*引用文*:
━━━
2人目の主人公は、ジンより少し年上の、高校2年生の少年ダニー。
まだ2年生なのに2回も転校していて学校が3校目だというワケありの彼は、見た目はハンサムな金髪の白人男子。だけど彼にはコッテコテの中国人のいとこ・チンキーがいます。

毎年アメリカに遊びにくるチンキーは、絵に描いたような「中国人」。チャイナ服に辮髪、出っ歯で吊り目、図々しい性格、口を開けばアルアルした語尾のなまった英語で下品なエロ発言を連発。
ダニーはこのダサいトンデモ中国人のチンキーが本当に迷惑なのですが、不本意にも相手からは懐かれてしまっています。
渡米して遊びに来るたび毎年彼を学校に連れて行かなければならず、そのせいで毎回周囲から変な目で見られるようになり転校を繰り返さざるを得ないのがダニーの大きな悩みです。


そして3人目の主人公は…孫悟空。はい。みんなが知ってるあの孫悟空です。
古代中国の猿の王国を治める王様で、雲に乗れるし巨大化もできる。神や妖怪ですら彼に勝てないほど強い功夫使い。
それなのに「猿だから」という理由でバカにされて神々の宴会への参加を拒否されたことから暴れん坊の問題児と化し、ついには創造神・自有者(ツェ・ヨ・ツァー)から罰をくらって岩山の下に閉じ込められてしまいます。
━━━
*与えられたレコード*:
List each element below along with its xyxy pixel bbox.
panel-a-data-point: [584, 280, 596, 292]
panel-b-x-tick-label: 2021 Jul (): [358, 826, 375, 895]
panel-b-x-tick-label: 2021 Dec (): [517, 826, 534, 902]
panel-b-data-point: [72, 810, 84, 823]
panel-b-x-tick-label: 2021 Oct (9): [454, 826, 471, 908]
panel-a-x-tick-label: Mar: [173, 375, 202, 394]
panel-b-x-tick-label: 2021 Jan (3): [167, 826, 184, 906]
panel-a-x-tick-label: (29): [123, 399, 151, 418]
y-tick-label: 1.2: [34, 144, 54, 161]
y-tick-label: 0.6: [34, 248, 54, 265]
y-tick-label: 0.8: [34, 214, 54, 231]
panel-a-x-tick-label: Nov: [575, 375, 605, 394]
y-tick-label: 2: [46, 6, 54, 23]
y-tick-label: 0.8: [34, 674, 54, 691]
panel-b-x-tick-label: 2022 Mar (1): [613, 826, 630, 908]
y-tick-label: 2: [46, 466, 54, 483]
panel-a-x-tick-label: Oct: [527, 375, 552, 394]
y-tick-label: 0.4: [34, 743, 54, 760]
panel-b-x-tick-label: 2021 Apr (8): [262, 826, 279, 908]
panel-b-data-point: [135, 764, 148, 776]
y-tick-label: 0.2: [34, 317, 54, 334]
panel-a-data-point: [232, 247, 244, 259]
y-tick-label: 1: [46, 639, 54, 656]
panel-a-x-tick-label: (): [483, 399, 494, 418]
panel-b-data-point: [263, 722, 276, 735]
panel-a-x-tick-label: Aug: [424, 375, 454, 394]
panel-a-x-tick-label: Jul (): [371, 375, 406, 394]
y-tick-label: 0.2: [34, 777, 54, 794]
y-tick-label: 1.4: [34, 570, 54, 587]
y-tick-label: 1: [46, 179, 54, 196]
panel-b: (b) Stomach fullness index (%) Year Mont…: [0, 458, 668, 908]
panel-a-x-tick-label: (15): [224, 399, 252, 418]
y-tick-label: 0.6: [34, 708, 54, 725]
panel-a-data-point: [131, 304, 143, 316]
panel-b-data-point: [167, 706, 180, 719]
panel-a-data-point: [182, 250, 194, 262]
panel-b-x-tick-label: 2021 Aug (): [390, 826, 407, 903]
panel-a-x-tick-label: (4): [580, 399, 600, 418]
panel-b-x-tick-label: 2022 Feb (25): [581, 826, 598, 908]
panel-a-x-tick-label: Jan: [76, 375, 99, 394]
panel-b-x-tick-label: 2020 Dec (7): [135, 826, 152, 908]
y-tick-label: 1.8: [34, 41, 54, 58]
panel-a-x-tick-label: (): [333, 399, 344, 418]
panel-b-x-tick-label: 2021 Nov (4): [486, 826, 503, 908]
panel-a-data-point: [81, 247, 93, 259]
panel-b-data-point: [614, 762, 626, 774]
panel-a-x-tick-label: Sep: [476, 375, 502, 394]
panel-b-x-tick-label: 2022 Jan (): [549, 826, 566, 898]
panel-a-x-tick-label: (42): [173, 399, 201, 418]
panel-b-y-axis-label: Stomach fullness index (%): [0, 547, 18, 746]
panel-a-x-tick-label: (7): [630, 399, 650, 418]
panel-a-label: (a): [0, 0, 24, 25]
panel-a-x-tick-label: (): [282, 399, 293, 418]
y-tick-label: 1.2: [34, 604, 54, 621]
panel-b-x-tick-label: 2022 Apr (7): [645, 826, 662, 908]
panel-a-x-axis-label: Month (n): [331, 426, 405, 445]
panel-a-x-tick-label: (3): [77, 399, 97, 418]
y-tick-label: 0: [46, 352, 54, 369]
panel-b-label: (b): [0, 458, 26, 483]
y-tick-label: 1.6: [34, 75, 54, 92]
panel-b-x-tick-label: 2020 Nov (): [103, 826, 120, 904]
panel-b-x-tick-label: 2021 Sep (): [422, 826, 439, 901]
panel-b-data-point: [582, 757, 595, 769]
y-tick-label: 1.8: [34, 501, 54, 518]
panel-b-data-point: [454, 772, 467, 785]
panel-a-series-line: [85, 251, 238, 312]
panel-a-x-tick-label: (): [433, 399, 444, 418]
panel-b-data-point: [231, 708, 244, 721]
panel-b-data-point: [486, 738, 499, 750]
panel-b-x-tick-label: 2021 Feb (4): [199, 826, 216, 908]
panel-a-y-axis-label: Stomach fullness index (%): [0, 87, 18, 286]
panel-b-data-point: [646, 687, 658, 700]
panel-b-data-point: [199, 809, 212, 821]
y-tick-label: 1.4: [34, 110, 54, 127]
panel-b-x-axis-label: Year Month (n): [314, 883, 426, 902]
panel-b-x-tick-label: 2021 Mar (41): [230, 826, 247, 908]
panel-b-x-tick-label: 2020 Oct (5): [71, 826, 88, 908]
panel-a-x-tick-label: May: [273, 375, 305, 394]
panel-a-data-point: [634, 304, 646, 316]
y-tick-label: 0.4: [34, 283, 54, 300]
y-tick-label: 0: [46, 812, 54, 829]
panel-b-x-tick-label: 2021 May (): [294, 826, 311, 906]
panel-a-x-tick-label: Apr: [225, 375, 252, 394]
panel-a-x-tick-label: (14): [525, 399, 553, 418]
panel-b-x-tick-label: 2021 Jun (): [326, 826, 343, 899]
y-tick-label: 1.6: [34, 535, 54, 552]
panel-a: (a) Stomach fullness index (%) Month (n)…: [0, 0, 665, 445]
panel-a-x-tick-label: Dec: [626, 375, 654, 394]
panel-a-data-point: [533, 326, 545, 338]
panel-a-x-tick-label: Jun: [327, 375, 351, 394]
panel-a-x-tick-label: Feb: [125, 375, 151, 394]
━━━
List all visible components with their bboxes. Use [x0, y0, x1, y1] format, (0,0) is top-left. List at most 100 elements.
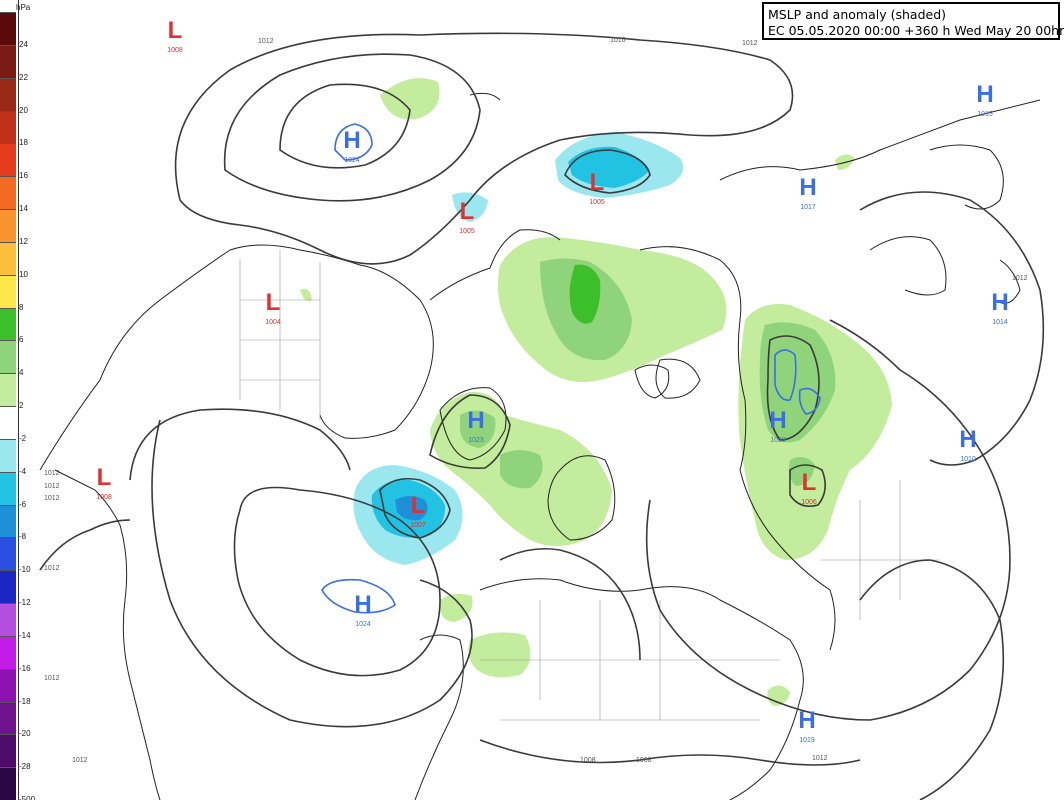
━━━
*課題内容*:
引用文をもとに、次の問いに答えよ。
(a) ダニーが今通っている学校は何校目か。
(b) チンキーはどのくらいの頻度でアメリカに遊びに来るか。
(c) 孫悟空が神々の宴会への参加を拒否されたのは、どういう理由でバカにされたからか。
レコードは引用文とは関係がない。

*正しい出力*:
(a) 3校目
(b) 毎年
(c) 「猿だから」という理由